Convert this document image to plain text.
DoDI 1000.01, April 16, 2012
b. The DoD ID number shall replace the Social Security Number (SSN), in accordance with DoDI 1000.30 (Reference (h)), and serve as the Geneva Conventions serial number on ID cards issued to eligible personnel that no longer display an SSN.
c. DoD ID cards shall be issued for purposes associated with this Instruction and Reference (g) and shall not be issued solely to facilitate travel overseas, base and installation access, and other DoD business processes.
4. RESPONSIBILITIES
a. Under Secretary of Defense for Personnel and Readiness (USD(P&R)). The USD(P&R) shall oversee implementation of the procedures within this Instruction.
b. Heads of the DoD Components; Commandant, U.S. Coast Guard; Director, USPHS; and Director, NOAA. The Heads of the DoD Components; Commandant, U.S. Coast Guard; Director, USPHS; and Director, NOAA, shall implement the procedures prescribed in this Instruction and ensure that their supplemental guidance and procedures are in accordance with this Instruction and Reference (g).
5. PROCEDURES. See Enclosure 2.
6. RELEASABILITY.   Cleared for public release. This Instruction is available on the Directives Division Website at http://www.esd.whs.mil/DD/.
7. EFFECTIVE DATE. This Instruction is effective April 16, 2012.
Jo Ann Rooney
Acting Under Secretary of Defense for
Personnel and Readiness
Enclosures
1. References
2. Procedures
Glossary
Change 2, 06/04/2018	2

....

Show the lines from the data above that contain the string "DoDI".

DoDI 1000.01, April 16, 2012
b. The DoD ID number shall replace the Social Security Number (SSN), in accordance with DoDI 1000.30 (Reference (h)), and serve as the Geneva Conventions serial number on ID cards issued to eligible personnel that no longer display an SSN.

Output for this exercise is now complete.